• [Your task]
Repeat exactly each line of the data provided below.

• [Records to process]
============================================================

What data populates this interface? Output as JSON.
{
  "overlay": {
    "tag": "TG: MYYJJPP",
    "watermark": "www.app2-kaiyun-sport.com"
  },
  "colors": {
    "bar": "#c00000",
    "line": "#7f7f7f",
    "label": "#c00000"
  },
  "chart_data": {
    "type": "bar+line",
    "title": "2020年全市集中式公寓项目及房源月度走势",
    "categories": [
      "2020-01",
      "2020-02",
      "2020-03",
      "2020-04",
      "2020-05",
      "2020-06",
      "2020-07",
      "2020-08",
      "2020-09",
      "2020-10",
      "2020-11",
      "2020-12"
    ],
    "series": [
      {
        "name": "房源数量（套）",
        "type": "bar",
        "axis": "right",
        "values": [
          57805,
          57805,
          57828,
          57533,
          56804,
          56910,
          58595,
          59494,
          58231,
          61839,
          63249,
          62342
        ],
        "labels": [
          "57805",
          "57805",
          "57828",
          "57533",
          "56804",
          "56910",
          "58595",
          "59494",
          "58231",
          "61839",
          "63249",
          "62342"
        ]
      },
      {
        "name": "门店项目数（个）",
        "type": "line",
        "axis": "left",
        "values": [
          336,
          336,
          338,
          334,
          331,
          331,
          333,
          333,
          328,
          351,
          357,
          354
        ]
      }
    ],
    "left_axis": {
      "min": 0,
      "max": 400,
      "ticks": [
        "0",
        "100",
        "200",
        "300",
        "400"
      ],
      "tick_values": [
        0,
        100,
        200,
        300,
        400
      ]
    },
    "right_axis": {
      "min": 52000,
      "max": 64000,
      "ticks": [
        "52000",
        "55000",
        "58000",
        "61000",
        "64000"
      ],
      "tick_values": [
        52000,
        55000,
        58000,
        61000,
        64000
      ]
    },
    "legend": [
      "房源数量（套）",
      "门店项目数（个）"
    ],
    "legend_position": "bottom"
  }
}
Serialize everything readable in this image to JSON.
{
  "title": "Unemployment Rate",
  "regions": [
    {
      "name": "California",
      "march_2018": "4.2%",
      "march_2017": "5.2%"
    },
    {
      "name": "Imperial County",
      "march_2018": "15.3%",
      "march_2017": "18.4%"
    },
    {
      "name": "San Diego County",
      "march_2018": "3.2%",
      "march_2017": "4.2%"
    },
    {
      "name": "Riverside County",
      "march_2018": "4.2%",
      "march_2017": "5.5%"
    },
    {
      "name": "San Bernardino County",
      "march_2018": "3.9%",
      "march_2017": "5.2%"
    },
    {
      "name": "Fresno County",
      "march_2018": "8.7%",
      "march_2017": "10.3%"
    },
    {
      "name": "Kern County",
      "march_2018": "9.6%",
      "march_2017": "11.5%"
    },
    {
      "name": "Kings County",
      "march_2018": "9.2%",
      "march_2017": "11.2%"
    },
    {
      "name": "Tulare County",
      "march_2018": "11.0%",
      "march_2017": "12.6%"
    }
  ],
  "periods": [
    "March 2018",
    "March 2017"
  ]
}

============================================================

• [Output]
What data populates this interface? Output as JSON.
{
  "overlay": {
    "tag": "TG: MYYJJPP",
    "watermark": "www.app2-kaiyun-sport.com"
  },
  "colors": {
    "bar": "#c00000",
    "line": "#7f7f7f",
    "label": "#c00000"
  },
  "chart_data": {
    "type": "bar+line",
    "title": "2020年全市集中式公寓项目及房源月度走势",
    "categories": [
      "2020-01",
      "2020-02",
      "2020-03",
      "2020-04",
      "2020-05",
      "2020-06",
      "2020-07",
      "2020-08",
      "2020-09",
      "2020-10",
      "2020-11",
      "2020-12"
    ],
    "series": [
      {
        "name": "房源数量（套）",
        "type": "bar",
        "axis": "right",
        "values": [
          57805,
          57805,
          57828,
          57533,
          56804,
          56910,
          58595,
          59494,
          58231,
          61839,
          63249,
          62342
        ],
        "labels": [
          "57805",
          "57805",
          "57828",
          "57533",
          "56804",
          "56910",
          "58595",
          "59494",
          "58231",
          "61839",
          "63249",
          "62342"
        ]
      },
      {
        "name": "门店项目数（个）",
        "type": "line",
        "axis": "left",
        "values": [
          336,
          336,
          338,
          334,
          331,
          331,
          333,
          333,
          328,
          351,
          357,
          354
        ]
      }
    ],
    "left_axis": {
      "min": 0,
      "max": 400,
      "ticks": [
        "0",
        "100",
        "200",
        "300",
        "400"
      ],
      "tick_values": [
        0,
        100,
        200,
        300,
        400
      ]
    },
    "right_axis": {
      "min": 52000,
      "max": 64000,
      "ticks": [
        "52000",
        "55000",
        "58000",
        "61000",
        "64000"
      ],
      "tick_values": [
        52000,
        55000,
        58000,
        61000,
        64000
      ]
    },
    "legend": [
      "房源数量（套）",
      "门店项目数（个）"
    ],
    "legend_position": "bottom"
  }
}
Serialize everything readable in this image to JSON.
{
  "title": "Unemployment Rate",
  "regions": [
    {
      "name": "California",
      "march_2018": "4.2%",
      "march_2017": "5.2%"
    },
    {
      "name": "Imperial County",
      "march_2018": "15.3%",
      "march_2017": "18.4%"
    },
    {
      "name": "San Diego County",
      "march_2018": "3.2%",
      "march_2017": "4.2%"
    },
    {
      "name": "Riverside County",
      "march_2018": "4.2%",
      "march_2017": "5.5%"
    },
    {
      "name": "San Bernardino County",
      "march_2018": "3.9%",
      "march_2017": "5.2%"
    },
    {
      "name": "Fresno County",
      "march_2018": "8.7%",
      "march_2017": "10.3%"
    },
    {
      "name": "Kern County",
      "march_2018": "9.6%",
      "march_2017": "11.5%"
    },
    {
      "name": "Kings County",
      "march_2018": "9.2%",
      "march_2017": "11.2%"
    },
    {
      "name": "Tulare County",
      "march_2018": "11.0%",
      "march_2017": "12.6%"
    }
  ],
  "periods": [
    "March 2018",
    "March 2017"
  ]
}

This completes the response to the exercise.